> _What is being asked_:
Searching the material below, find each line that includes the word "utan", and copy it.

>>>>

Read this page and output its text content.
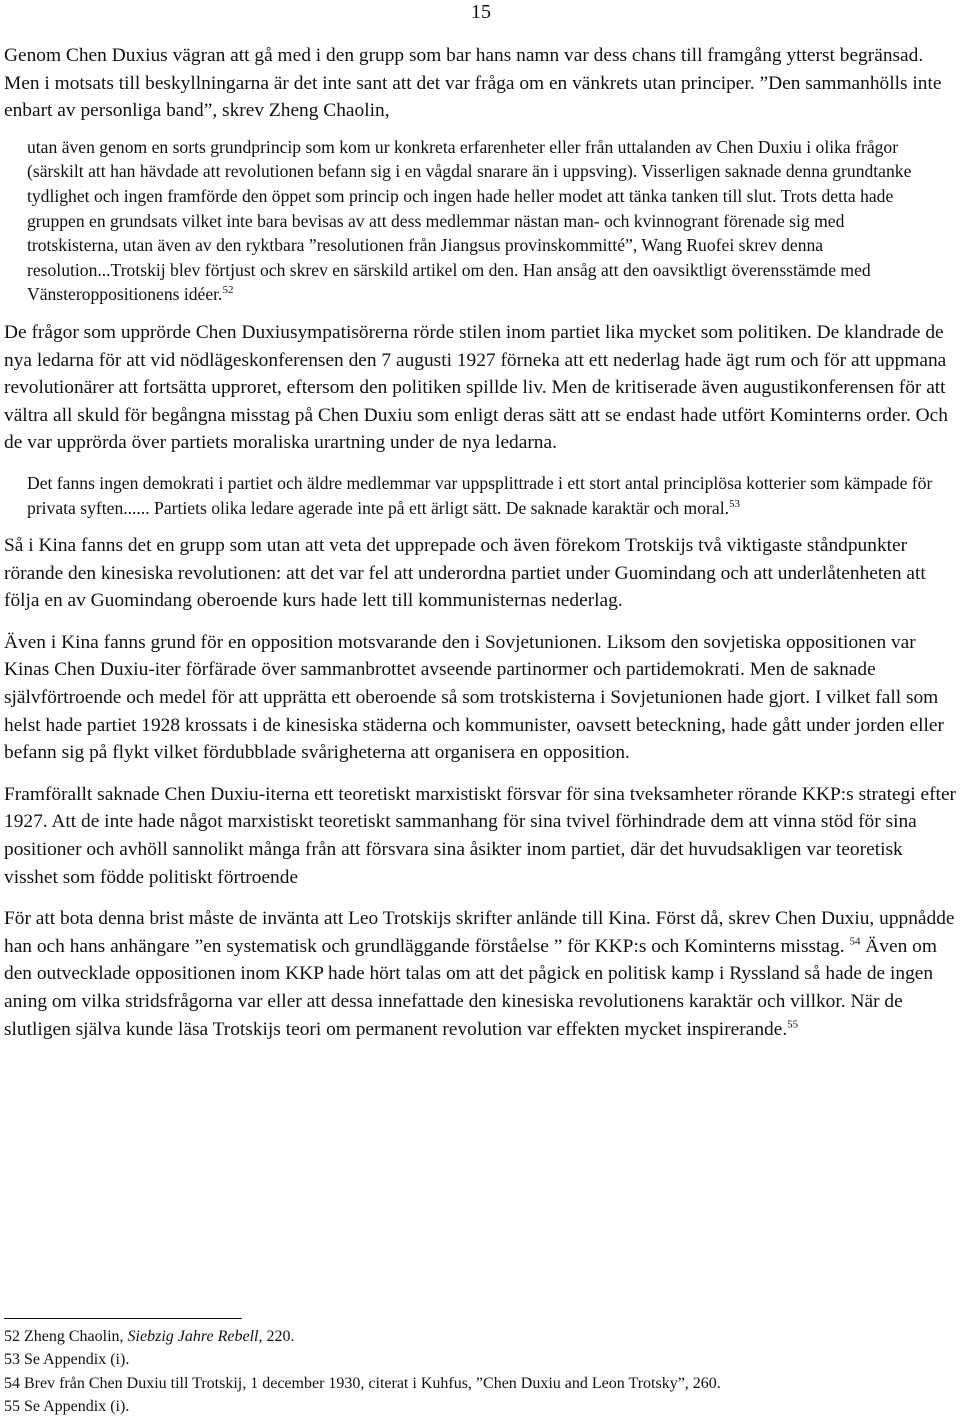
15

Genom Chen Duxius vägran att gå med i den grupp som bar hans namn var dess chans till framgång ytterst begränsad. Men i motsats till beskyllningarna är det inte sant att det var fråga om en vänkrets utan principer. ”Den sammanhölls inte enbart av personliga band”, skrev Zheng Chaolin,

utan även genom en sorts grundprincip som kom ur konkreta erfarenheter eller från uttalanden av Chen Duxiu i olika frågor (särskilt att han hävdade att revolutionen befann sig i en vågdal snarare än i uppsving). Visserligen saknade denna grundtanke tydlighet och ingen framförde den öppet som princip och ingen hade heller modet att tänka tanken till slut. Trots detta hade gruppen en grundsats vilket inte bara bevisas av att dess medlemmar nästan man- och kvinnogrant förenade sig med trotskisterna, utan även av den ryktbara ”resolutionen från Jiangsus provinskommitté”, Wang Ruofei skrev denna resolution...Trotskij blev förtjust och skrev en särskild artikel om den. Han ansåg att den oavsiktligt överensstämde med Vänsteroppositionens idéer.$^{52}$

De frågor som upprörde Chen Duxiusympatisörerna rörde stilen inom partiet lika mycket som politiken. De klandrade de nya ledarna för att vid nödlägeskonferensen den 7 augusti 1927 förneka att ett nederlag hade ägt rum och för att uppmana revolutionärer att fortsätta upproret, eftersom den politiken spillde liv. Men de kritiserade även augustikonferensen för att vältra all skuld för begångna misstag på Chen Duxiu som enligt deras sätt att se endast hade utfört Kominterns order. Och de var upprörda över partiets moraliska urartning under de nya ledarna.

Det fanns ingen demokrati i partiet och äldre medlemmar var uppsplittrade i ett stort antal principlösa kotterier som kämpade för privata syften...... Partiets olika ledare agerade inte på ett ärligt sätt. De saknade karaktär och moral.$^{53}$

Så i Kina fanns det en grupp som utan att veta det upprepade och även förekom Trotskijs två viktigaste ståndpunkter rörande den kinesiska revolutionen: att det var fel att underordna partiet under Guomindang och att underlåtenheten att följa en av Guomindang oberoende kurs hade lett till kommunisternas nederlag.

Även i Kina fanns grund för en opposition motsvarande den i Sovjetunionen. Liksom den sovjetiska oppositionen var Kinas Chen Duxiu-iter förfärade över sammanbrottet avseende partinormer och partidemokrati. Men de saknade självförtroende och medel för att upprätta ett oberoende så som trotskisterna i Sovjetunionen hade gjort. I vilket fall som helst hade partiet 1928 krossats i de kinesiska städerna och kommunister, oavsett beteckning, hade gått under jorden eller befann sig på flykt vilket fördubblade svårigheterna att organisera en opposition.

Framförallt saknade Chen Duxiu-iterna ett teoretiskt marxistiskt försvar för sina tveksamheter rörande KKP:s strategi efter 1927. Att de inte hade något marxistiskt teoretiskt sammanhang för sina tvivel förhindrade dem att vinna stöd för sina positioner och avhöll sannolikt många från att försvara sina åsikter inom partiet, där det huvudsakligen var teoretisk visshet som födde politiskt förtroende

För att bota denna brist måste de invänta att Leo Trotskijs skrifter anlände till Kina. Först då, skrev Chen Duxiu, uppnådde han och hans anhängare ”en systematisk och grundläggande förståelse ” för KKP:s och Kominterns misstag. $^{54}$ Även om den outvecklade oppositionen inom KKP hade hört talas om att det pågick en politisk kamp i Ryssland så hade de ingen aning om vilka stridsfrågorna var eller att dessa innefattade den kinesiska revolutionens karaktär och villkor. När de slutligen själva kunde läsa Trotskijs teori om permanent revolution var effekten mycket inspirerande.$^{55}$

52 Zheng Chaolin, Siebzig Jahre Rebell, 220.
53 Se Appendix (i).
54 Brev från Chen Duxiu till Trotskij, 1 december 1930, citerat i Kuhfus, ”Chen Duxiu and Leon Trotsky”, 260.
55 Se Appendix (i).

<<<<

> _Result_:
Genom Chen Duxius vägran att gå med i den grupp som bar hans namn var dess chans till framgång ytterst begränsad. Men i motsats till beskyllningarna är det inte sant att det var fråga om en vänkrets utan principer. ”Den sammanhölls inte enbart av personliga band”, skrev Zheng Chaolin,
utan även genom en sorts grundprincip som kom ur konkreta erfarenheter eller från uttalanden av Chen Duxiu i olika frågor (särskilt att han hävdade att revolutionen befann sig i en vågdal snarare än i uppsving). Visserligen saknade denna grundtanke tydlighet och ingen framförde den öppet som princip och ingen hade heller modet att tänka tanken till slut. Trots detta hade gruppen en grundsats vilket inte bara bevisas av att dess medlemmar nästan man- och kvinnogrant förenade sig med trotskisterna, utan även av den ryktbara ”resolutionen från Jiangsus provinskommitté”, Wang Ruofei skrev denna resolution...Trotskij blev förtjust och skrev en särskild artikel om den. Han ansåg att den oavsiktligt överensstämde med Vänsteroppositionens idéer.$^{52}$
Så i Kina fanns det en grupp som utan att veta det upprepade och även förekom Trotskijs två viktigaste ståndpunkter rörande den kinesiska revolutionen: att det var fel att underordna partiet under Guomindang och att underlåtenheten att följa en av Guomindang oberoende kurs hade lett till kommunisternas nederlag.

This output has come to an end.